> DATA SUPPLIED:

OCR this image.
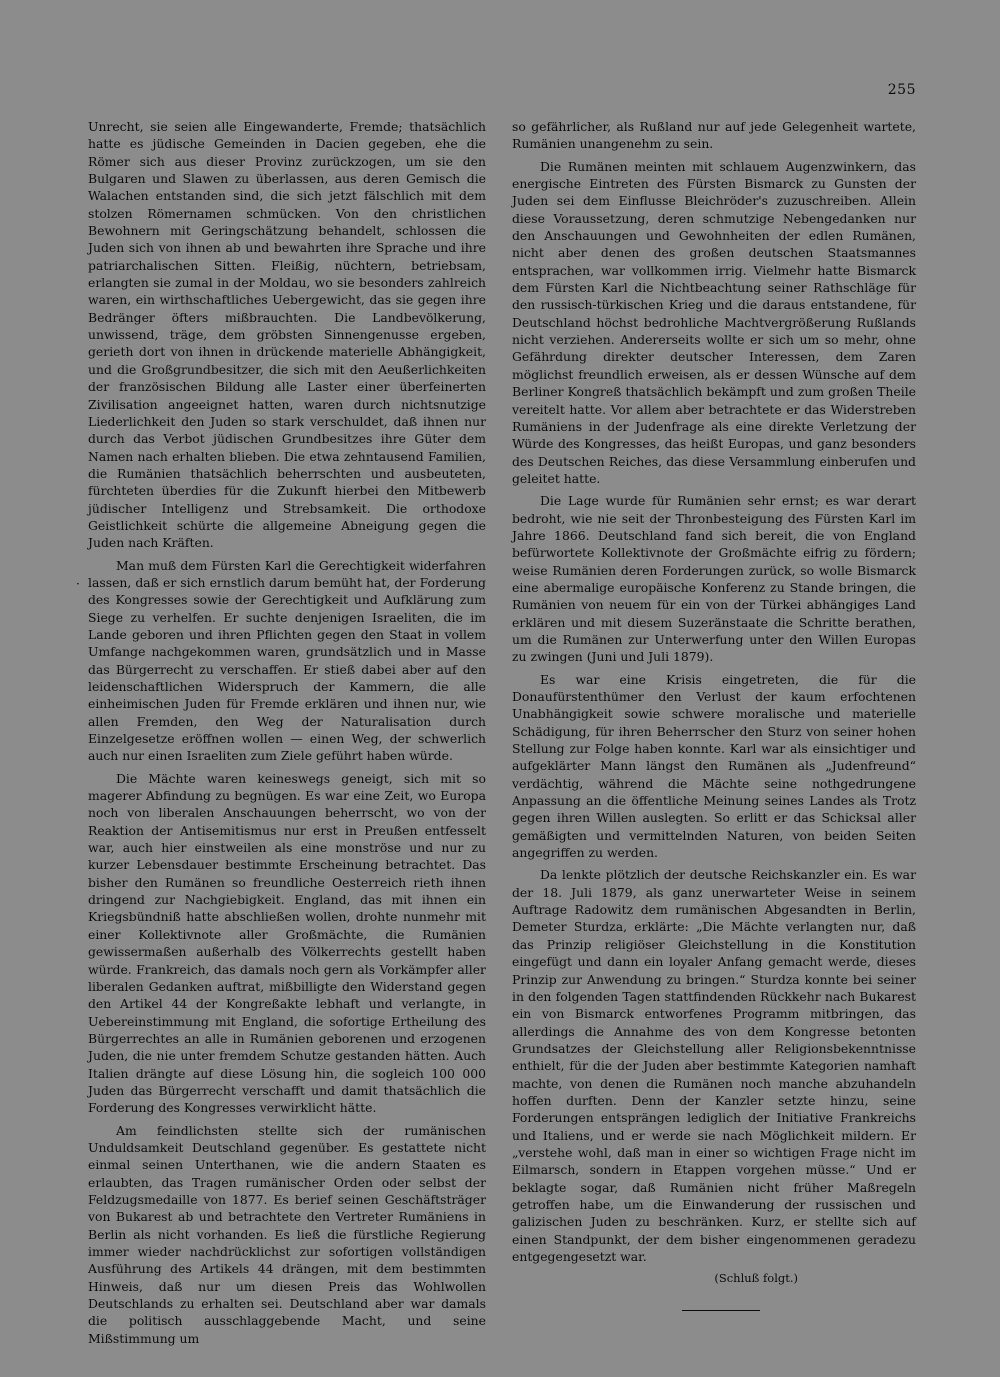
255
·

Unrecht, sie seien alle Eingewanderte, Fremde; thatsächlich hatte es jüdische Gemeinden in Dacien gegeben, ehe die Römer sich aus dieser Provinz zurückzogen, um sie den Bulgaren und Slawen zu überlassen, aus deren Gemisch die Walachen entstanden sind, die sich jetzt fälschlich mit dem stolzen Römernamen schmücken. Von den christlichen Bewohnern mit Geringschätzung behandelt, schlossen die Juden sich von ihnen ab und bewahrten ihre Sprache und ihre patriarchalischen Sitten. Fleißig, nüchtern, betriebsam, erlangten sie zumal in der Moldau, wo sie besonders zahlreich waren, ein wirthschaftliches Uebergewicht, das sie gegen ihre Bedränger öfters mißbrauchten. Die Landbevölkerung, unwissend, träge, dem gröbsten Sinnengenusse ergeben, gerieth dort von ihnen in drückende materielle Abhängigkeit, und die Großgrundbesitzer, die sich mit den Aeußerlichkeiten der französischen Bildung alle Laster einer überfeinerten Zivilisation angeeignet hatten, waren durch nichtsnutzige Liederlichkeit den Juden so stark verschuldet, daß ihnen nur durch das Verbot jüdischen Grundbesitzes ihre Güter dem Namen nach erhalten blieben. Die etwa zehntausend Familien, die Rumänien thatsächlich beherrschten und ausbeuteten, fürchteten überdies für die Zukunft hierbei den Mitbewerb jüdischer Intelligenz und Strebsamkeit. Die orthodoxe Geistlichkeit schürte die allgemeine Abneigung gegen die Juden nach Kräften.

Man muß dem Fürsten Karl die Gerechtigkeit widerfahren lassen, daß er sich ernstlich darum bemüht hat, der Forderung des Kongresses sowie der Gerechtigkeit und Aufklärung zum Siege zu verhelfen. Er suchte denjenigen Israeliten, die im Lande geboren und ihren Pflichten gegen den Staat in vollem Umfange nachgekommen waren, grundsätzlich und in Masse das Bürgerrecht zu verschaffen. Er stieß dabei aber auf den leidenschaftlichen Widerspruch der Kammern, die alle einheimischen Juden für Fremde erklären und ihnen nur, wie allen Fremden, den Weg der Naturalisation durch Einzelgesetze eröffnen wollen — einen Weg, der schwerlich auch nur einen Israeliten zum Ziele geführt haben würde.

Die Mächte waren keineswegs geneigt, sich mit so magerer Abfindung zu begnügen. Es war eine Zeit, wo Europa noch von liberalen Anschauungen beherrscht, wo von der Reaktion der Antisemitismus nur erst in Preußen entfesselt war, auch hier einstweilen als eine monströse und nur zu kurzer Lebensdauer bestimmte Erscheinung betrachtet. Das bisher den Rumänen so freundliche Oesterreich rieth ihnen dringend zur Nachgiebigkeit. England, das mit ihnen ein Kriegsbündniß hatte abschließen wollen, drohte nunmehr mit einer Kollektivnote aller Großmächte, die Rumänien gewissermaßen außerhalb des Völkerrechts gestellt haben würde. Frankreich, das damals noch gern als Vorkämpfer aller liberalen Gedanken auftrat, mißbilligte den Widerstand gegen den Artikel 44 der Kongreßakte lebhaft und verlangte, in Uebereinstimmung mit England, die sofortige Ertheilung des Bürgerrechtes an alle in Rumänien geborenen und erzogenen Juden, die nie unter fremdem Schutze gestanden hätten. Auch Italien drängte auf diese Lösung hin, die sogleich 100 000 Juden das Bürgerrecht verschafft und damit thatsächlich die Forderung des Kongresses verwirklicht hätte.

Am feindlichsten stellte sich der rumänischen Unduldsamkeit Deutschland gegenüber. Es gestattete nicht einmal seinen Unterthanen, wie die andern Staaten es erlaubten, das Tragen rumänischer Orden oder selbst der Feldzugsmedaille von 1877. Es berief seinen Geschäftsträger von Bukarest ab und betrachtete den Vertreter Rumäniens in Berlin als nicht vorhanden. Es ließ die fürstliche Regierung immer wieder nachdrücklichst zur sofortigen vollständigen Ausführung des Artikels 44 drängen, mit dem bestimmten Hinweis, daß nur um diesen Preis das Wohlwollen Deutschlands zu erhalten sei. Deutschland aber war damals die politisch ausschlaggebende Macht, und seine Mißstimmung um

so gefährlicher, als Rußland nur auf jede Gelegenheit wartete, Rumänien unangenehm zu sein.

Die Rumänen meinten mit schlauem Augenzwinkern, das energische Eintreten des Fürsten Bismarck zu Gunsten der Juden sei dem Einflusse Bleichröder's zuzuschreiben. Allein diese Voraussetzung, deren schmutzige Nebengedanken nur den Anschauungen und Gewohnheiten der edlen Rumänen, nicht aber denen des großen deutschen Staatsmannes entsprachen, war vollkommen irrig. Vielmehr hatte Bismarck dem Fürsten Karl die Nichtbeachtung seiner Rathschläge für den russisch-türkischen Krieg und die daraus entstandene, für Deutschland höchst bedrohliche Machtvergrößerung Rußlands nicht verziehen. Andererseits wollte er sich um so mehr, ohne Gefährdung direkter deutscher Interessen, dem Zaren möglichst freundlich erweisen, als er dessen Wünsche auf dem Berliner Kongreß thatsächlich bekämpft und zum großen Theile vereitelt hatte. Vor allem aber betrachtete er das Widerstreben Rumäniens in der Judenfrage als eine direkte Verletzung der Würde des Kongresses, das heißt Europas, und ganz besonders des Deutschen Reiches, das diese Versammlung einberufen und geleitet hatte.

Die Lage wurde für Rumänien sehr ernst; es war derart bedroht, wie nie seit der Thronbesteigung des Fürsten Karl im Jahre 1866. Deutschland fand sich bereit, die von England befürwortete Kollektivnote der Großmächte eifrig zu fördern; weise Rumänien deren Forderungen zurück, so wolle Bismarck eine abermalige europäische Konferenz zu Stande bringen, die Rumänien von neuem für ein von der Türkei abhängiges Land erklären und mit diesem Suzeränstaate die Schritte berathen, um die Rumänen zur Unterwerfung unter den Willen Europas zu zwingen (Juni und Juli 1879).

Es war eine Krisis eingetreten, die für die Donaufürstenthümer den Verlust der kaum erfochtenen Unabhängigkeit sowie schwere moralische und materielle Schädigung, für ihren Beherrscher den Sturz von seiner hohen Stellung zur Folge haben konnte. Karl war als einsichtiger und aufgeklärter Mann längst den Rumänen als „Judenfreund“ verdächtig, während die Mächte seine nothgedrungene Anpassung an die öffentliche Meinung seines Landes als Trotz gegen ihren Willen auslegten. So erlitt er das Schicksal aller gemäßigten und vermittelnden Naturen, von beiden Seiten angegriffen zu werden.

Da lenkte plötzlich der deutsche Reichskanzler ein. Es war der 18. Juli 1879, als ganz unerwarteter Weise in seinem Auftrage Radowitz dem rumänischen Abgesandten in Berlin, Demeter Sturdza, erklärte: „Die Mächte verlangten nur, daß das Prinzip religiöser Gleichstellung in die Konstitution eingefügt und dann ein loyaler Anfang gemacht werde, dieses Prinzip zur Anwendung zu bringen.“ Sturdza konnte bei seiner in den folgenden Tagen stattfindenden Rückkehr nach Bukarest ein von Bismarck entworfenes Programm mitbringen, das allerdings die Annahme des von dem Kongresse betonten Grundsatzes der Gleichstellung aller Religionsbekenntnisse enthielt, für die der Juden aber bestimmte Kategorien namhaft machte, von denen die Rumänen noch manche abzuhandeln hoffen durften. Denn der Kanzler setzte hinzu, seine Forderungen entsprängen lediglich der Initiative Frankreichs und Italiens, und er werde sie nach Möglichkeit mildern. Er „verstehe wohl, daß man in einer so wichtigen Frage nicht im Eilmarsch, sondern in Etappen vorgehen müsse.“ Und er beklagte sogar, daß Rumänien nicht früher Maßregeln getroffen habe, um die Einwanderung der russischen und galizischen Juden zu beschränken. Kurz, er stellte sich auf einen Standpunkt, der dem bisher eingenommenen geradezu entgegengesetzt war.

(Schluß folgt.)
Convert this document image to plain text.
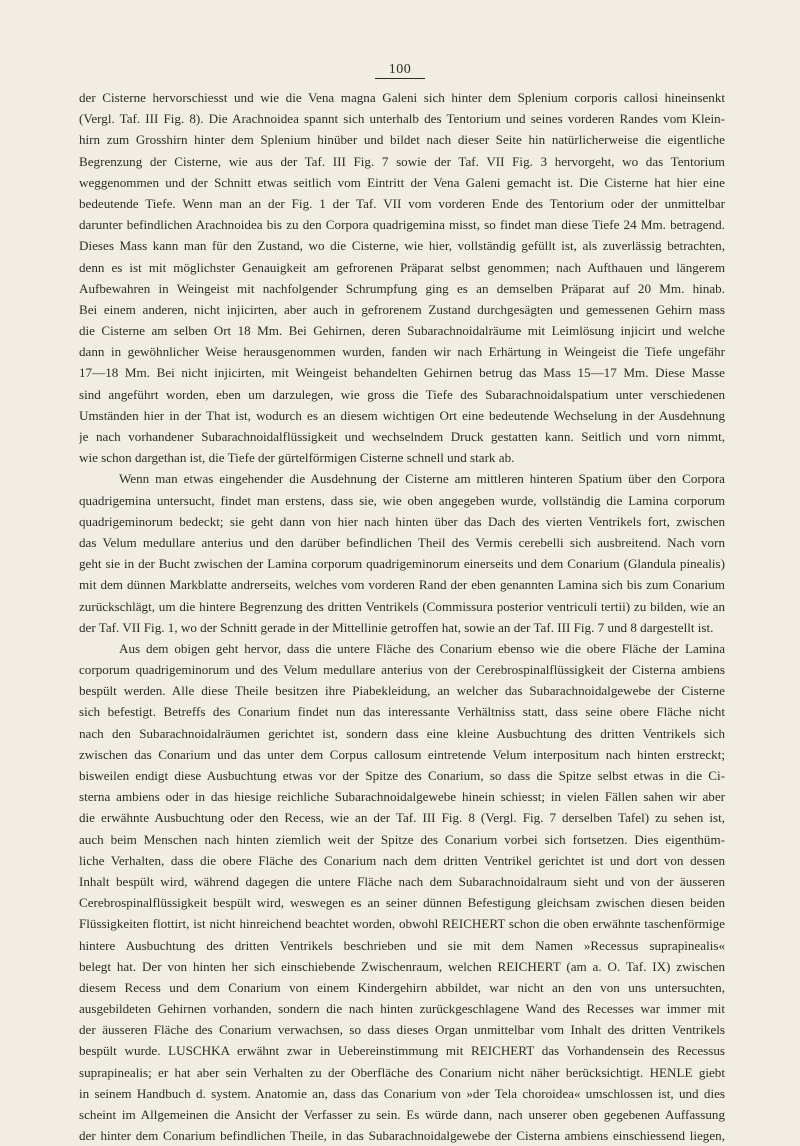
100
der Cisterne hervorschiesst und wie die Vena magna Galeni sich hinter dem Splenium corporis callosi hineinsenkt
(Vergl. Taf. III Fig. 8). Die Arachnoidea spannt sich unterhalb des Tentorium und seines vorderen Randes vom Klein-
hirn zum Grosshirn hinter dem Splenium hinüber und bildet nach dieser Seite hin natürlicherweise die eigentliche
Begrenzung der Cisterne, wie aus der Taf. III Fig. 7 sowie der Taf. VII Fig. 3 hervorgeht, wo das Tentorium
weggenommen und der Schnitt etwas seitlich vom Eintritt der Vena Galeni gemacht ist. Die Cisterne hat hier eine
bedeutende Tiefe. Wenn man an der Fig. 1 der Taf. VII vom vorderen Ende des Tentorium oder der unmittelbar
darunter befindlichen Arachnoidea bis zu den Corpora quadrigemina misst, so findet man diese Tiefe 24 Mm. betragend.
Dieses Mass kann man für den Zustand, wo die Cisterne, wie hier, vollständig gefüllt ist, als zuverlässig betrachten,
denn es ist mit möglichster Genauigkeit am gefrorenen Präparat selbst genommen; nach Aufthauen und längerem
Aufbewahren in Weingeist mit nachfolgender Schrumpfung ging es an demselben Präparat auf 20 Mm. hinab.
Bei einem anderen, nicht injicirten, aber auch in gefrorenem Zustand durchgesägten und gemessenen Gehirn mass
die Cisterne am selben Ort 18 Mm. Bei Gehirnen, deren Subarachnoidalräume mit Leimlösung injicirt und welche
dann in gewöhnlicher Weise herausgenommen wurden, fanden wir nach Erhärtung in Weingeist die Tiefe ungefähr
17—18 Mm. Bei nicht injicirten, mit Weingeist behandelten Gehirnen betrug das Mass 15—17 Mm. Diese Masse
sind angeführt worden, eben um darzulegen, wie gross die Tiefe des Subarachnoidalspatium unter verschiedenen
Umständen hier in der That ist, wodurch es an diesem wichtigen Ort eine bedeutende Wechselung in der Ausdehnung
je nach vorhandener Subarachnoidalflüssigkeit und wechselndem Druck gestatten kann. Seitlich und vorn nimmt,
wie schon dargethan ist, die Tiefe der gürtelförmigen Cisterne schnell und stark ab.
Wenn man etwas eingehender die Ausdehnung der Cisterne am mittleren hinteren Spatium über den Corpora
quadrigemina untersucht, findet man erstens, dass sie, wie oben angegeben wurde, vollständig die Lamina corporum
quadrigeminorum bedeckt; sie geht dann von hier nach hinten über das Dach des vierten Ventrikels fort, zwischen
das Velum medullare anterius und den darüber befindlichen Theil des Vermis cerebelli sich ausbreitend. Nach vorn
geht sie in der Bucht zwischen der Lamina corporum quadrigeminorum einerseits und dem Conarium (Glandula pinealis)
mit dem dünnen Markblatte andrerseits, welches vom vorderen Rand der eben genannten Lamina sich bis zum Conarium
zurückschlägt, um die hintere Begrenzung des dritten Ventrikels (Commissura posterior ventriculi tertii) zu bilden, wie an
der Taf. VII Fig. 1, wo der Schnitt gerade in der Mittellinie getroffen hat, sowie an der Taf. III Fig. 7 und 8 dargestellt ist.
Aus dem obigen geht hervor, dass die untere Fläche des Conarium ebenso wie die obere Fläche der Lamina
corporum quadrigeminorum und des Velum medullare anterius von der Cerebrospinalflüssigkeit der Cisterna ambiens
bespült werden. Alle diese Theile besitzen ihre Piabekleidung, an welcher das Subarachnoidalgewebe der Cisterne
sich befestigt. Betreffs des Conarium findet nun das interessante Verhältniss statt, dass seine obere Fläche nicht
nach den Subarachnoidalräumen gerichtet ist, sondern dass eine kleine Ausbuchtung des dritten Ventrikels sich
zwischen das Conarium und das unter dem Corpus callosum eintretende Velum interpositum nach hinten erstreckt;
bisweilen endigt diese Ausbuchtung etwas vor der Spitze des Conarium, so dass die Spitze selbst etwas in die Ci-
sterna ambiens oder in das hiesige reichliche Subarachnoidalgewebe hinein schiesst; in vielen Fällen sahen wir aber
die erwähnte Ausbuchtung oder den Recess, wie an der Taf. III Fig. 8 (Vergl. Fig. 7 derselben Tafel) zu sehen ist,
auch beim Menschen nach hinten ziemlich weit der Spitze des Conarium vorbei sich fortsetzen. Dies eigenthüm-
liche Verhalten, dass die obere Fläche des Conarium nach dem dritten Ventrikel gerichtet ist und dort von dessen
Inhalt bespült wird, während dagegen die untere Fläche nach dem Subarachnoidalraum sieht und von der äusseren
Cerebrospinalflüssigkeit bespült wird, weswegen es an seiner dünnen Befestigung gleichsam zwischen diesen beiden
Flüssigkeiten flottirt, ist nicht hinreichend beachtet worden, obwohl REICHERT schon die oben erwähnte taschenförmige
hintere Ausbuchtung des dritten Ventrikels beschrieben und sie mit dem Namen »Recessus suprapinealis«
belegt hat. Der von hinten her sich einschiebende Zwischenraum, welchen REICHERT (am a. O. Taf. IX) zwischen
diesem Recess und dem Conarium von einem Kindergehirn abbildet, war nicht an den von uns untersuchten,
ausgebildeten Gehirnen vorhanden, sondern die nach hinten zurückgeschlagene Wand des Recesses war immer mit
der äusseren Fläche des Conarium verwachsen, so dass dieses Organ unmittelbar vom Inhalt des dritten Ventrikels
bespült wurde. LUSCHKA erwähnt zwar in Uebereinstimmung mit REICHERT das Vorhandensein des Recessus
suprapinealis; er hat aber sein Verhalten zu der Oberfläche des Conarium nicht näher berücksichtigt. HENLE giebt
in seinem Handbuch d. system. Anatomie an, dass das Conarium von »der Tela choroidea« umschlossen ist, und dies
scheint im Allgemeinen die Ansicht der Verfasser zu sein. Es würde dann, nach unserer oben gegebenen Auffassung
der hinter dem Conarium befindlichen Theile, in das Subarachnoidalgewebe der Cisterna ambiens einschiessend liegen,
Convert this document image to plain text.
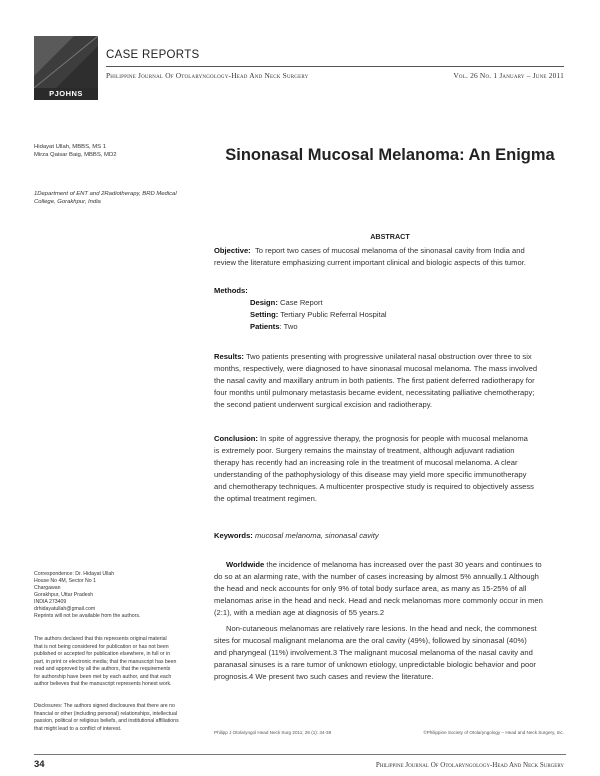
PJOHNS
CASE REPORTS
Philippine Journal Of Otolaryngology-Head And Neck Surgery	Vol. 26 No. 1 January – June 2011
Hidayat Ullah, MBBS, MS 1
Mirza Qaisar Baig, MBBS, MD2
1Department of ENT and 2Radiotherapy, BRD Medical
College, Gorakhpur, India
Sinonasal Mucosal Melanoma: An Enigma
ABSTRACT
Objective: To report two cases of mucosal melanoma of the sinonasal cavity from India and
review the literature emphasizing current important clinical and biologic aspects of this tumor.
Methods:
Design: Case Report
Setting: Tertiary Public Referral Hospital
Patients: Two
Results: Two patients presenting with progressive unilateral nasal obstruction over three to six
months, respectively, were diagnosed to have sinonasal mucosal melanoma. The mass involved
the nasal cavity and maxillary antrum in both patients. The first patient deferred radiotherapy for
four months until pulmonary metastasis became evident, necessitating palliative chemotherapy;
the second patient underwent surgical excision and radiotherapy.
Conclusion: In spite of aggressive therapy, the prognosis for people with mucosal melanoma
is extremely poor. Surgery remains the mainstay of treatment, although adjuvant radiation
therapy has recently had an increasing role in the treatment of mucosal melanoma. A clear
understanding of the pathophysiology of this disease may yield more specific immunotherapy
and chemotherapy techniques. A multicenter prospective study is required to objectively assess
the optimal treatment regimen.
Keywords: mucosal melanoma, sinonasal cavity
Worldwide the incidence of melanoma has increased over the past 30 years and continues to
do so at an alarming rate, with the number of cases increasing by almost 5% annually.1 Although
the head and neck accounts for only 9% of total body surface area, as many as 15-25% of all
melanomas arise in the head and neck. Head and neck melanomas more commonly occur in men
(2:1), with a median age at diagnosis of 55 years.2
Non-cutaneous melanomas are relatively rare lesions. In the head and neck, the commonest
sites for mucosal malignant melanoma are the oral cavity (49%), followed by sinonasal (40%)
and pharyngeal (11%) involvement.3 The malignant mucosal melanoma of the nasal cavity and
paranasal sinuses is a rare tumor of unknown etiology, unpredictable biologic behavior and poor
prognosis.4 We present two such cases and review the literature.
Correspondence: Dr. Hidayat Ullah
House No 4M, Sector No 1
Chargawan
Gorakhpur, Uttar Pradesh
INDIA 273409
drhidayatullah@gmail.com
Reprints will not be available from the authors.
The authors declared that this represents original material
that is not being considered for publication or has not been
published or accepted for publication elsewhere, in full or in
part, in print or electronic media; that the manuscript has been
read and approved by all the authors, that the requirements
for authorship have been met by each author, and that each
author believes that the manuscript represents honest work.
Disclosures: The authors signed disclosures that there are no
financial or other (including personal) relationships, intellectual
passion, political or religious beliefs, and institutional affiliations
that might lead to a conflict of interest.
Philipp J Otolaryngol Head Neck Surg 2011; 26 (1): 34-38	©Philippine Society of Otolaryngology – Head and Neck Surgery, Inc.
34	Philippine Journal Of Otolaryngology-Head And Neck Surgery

> REQUIRED WORK: Copy, from the data above, every line where the word "Schnitt" appears.

> WRITTEN RESPONSE:
weggenommen und der Schnitt etwas seitlich vom Eintritt der Vena Galeni gemacht ist. Die Cisterne hat hier eine
der Taf. VII Fig. 1, wo der Schnitt gerade in der Mittellinie getroffen hat, sowie an der Taf. III Fig. 7 und 8 dargestellt ist.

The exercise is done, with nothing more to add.